— Start Exercise material —
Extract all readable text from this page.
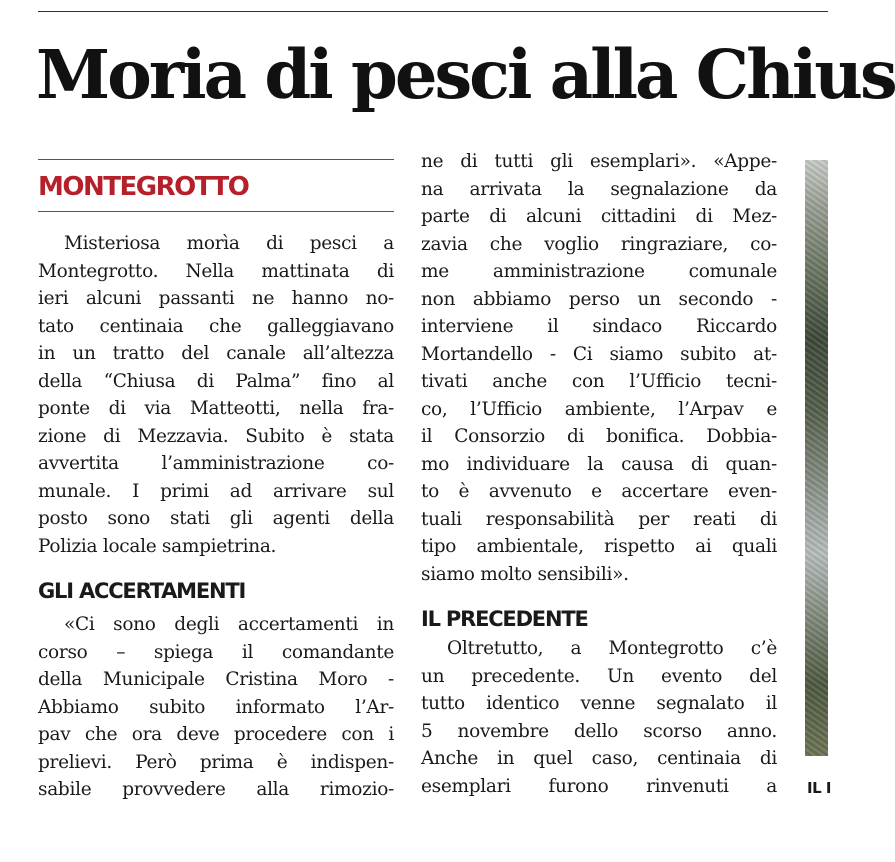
Moria di pesci alla Chius
MONTEGROTTO
Misteriosa morìa di pesci a
Montegrotto. Nella mattinata di
ieri alcuni passanti ne hanno no-
tato centinaia che galleggiavano
in un tratto del canale all’altezza
della “Chiusa di Palma” fino al
ponte di via Matteotti, nella fra-
zione di Mezzavia. Subito è stata
avvertita l’amministrazione co-
munale. I primi ad arrivare sul
posto sono stati gli agenti della
Polizia locale sampietrina.
GLI ACCERTAMENTI
«Ci sono degli accertamenti in
corso – spiega il comandante
della Municipale Cristina Moro -
Abbiamo subito informato l’Ar-
pav che ora deve procedere con i
prelievi. Però prima è indispen-
sabile provvedere alla rimozio-
ne di tutti gli esemplari». «Appe-
na arrivata la segnalazione da
parte di alcuni cittadini di Mez-
zavia che voglio ringraziare, co-
me amministrazione comunale
non abbiamo perso un secondo -
interviene il sindaco Riccardo
Mortandello - Ci siamo subito at-
tivati anche con l’Ufficio tecni-
co, l’Ufficio ambiente, l’Arpav e
il Consorzio di bonifica. Dobbia-
mo individuare la causa di quan-
to è avvenuto e accertare even-
tuali responsabilità per reati di
tipo ambientale, rispetto ai quali
siamo molto sensibili».
IL PRECEDENTE
Oltretutto, a Montegrotto c’è
un precedente. Un evento del
tutto identico venne segnalato il
5 novembre dello scorso anno.
Anche in quel caso, centinaia di
esemplari furono rinvenuti a IL I
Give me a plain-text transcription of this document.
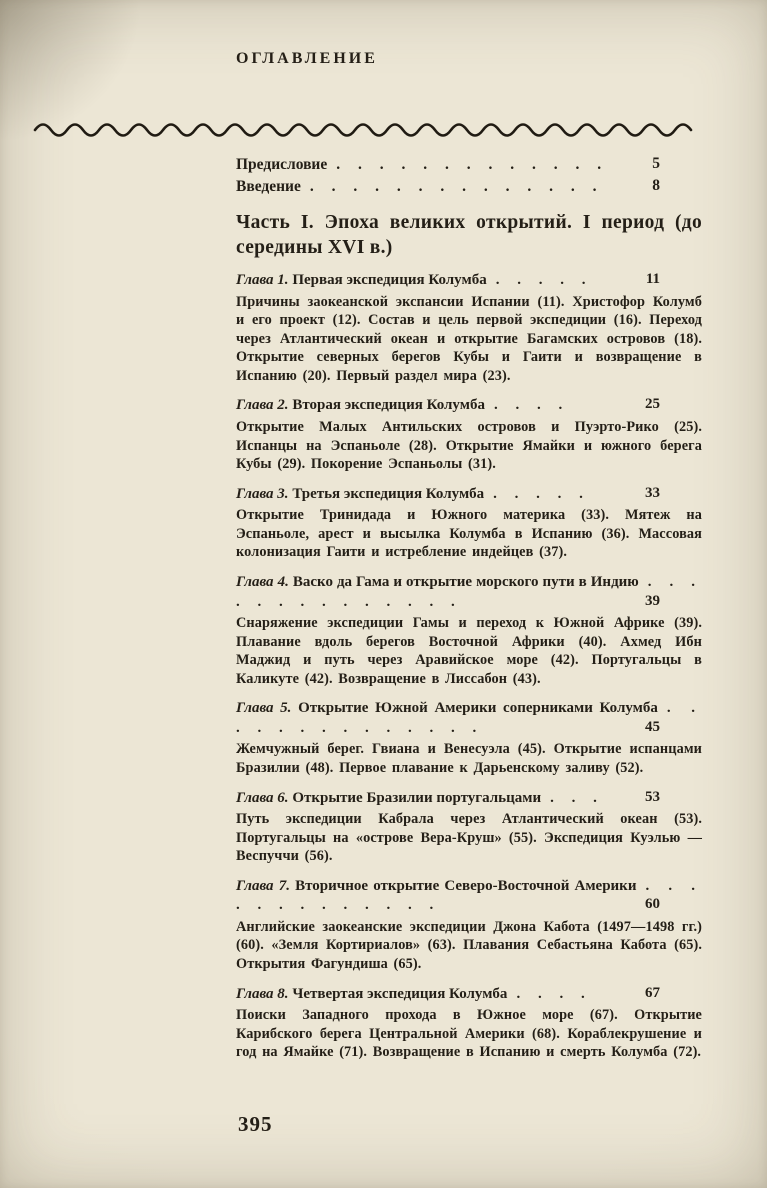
ОГЛАВЛЕНИЕ

Предисловие . . . . . . . . . . . . .	5

Введение . . . . . . . . . . . . . .	8

Часть I. Эпоха великих открытий. I период (до середины XVI в.)

Глава 1. Первая экспедиция Колумба . . . . .	11

Причины заокеанской экспансии Испании (11). Христофор Колумб и его проект (12). Состав и цель первой экспедиции (16). Переход через Атлантический океан и открытие Багамских островов (18). Открытие северных берегов Кубы и Гаити и возвращение в Испанию (20). Первый раздел мира (23).

Глава 2. Вторая экспедиция Колумба . . . .	25

Открытие Малых Антильских островов и Пуэрто-Рико (25). Испанцы на Эспаньоле (28). Открытие Ямайки и южного берега Кубы (29). Покорение Эспаньолы (31).

Глава 3. Третья экспедиция Колумба . . . . .	33

Открытие Тринидада и Южного материка (33). Мятеж на Эспаньоле, арест и высылка Колумба в Испанию (36). Массовая колонизация Гаити и истребление индейцев (37).

Глава 4. Васко да Гама и открытие морского пути в Индию . . . . . . . . . . . . . .	39

Снаряжение экспедиции Гамы и переход к Южной Африке (39). Плавание вдоль берегов Восточной Африки (40). Ахмед Ибн Маджид и путь через Аравийское море (42). Португальцы в Каликуте (42). Возвращение в Лиссабон (43).

Глава 5. Открытие Южной Америки соперниками Колумба . . . . . . . . . . . . . .	45

Жемчужный берег. Гвиана и Венесуэла (45). Открытие испанцами Бразилии (48). Первое плавание к Дарьенскому заливу (52).

Глава 6. Открытие Бразилии португальцами . . .	53

Путь экспедиции Кабрала через Атлантический океан (53). Португальцы на «острове Вера-Круш» (55). Экспедиция Куэлью — Веспуччи (56).

Глава 7. Вторичное открытие Северо-Восточной Америки . . . . . . . . . . . . .	60

Английские заокеанские экспедиции Джона Кабота (1497—1498 гг.) (60). «Земля Кортириалов» (63). Плавания Себастьяна Кабота (65). Открытия Фагундиша (65).

Глава 8. Четвертая экспедиция Колумба . . . .	67

Поиски Западного прохода в Южное море (67). Открытие Карибского берега Центральной Америки (68). Кораблекрушение и год на Ямайке (71). Возвращение в Испанию и смерть Колумба (72).

395
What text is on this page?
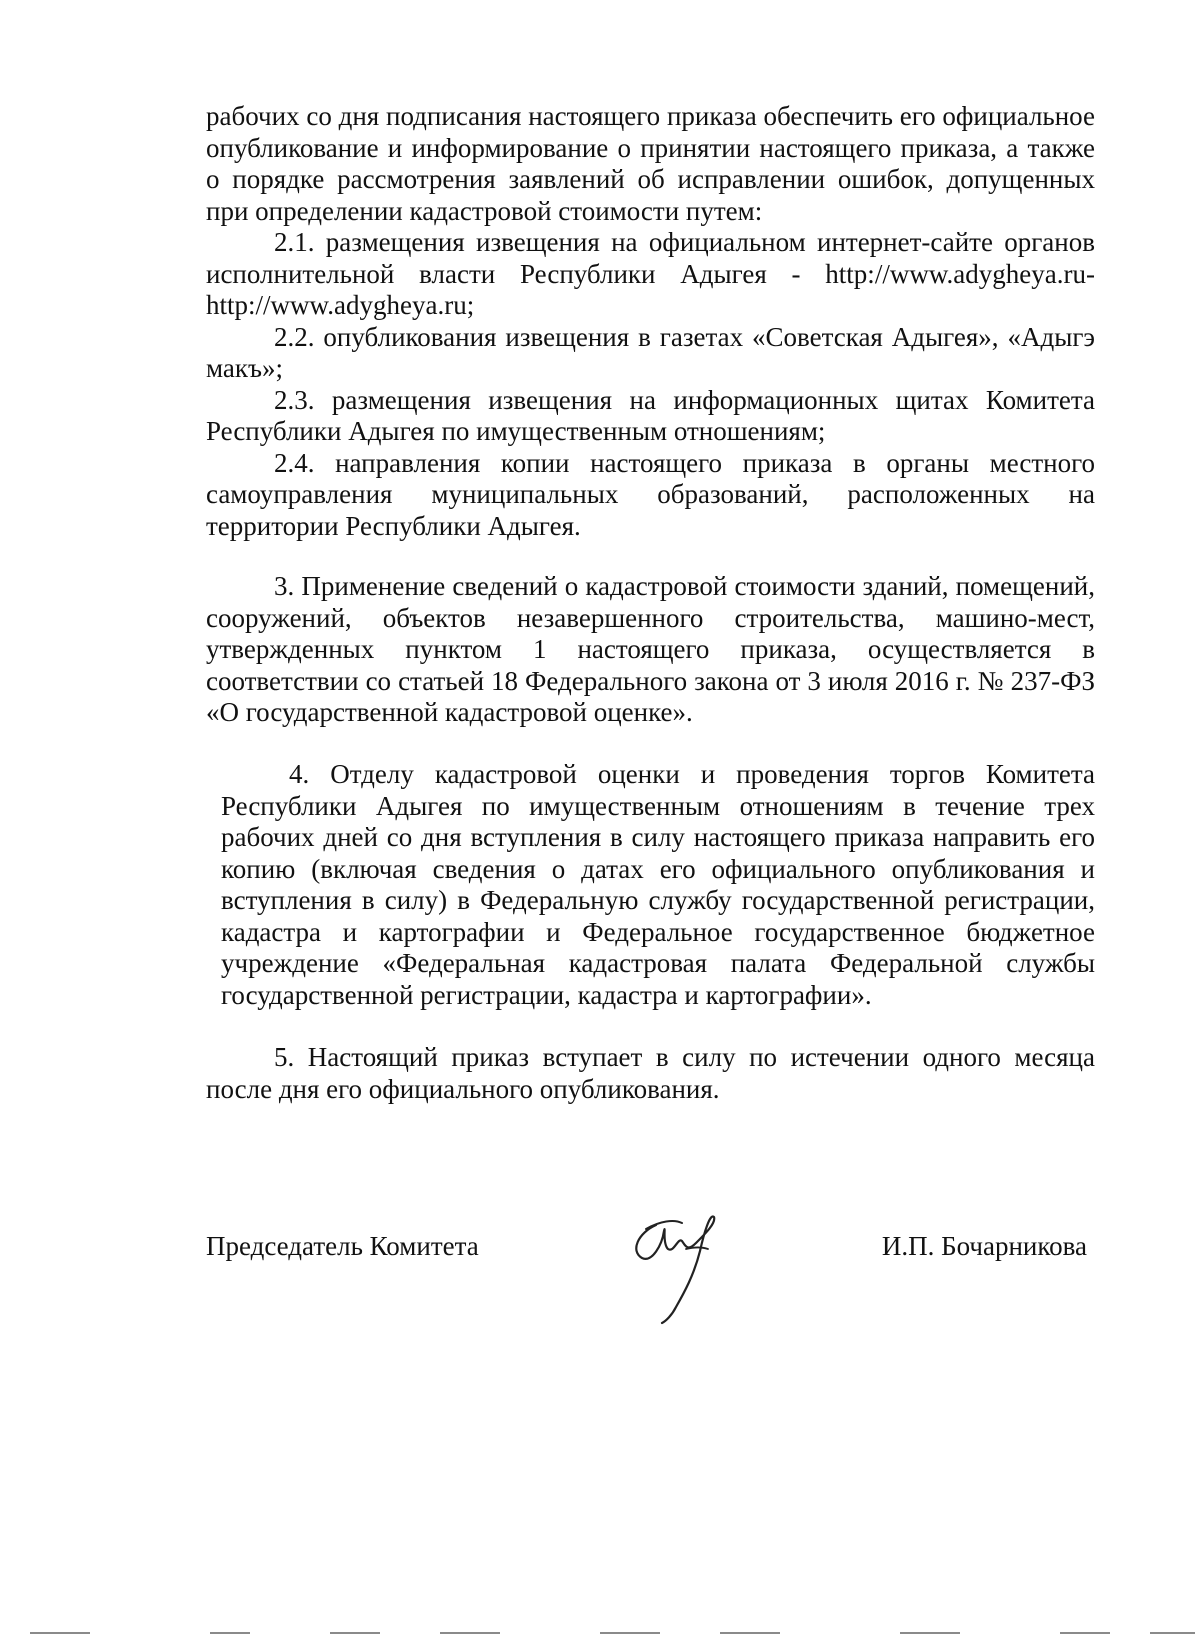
рабочих со дня подписания настоящего приказа обеспечить его официальное опубликование и информирование о принятии настоящего приказа, а также о порядке рассмотрения заявлений об исправлении ошибок, допущенных при определении кадастровой стоимости путем:

2.1. размещения извещения на официальном интернет-сайте органов исполнительной власти Республики Адыгея - http://www.adygheya.ru-http://www.adygheya.ru;

2.2. опубликования извещения в газетах «Советская Адыгея», «Адыгэ макъ»;

2.3. размещения извещения на информационных щитах Комитета Республики Адыгея по имущественным отношениям;

2.4. направления копии настоящего приказа в органы местного самоуправления муниципальных образований, расположенных на территории Республики Адыгея.

3. Применение сведений о кадастровой стоимости зданий, помещений, сооружений, объектов незавершенного строительства, машино-мест, утвержденных пунктом 1 настоящего приказа, осуществляется в соответствии со статьей 18 Федерального закона от 3 июля 2016 г. № 237-ФЗ «О государственной кадастровой оценке».

4. Отделу кадастровой оценки и проведения торгов Комитета Республики Адыгея по имущественным отношениям в течение трех рабочих дней со дня вступления в силу настоящего приказа направить его копию (включая сведения о датах его официального опубликования и вступления в силу) в Федеральную службу государственной регистрации, кадастра и картографии и Федеральное государственное бюджетное учреждение «Федеральная кадастровая палата Федеральной службы государственной регистрации, кадастра и картографии».

5. Настоящий приказ вступает в силу по истечении одного месяца после дня его официального опубликования.

Председатель Комитета	И.П. Бочарникова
— End Exercise material —
Written request>
Where a line in the material contains "Ufficio", copy that line.

Result for this task>
tivati anche con l’Ufficio tecni-
co, l’Ufficio ambiente, l’Arpav e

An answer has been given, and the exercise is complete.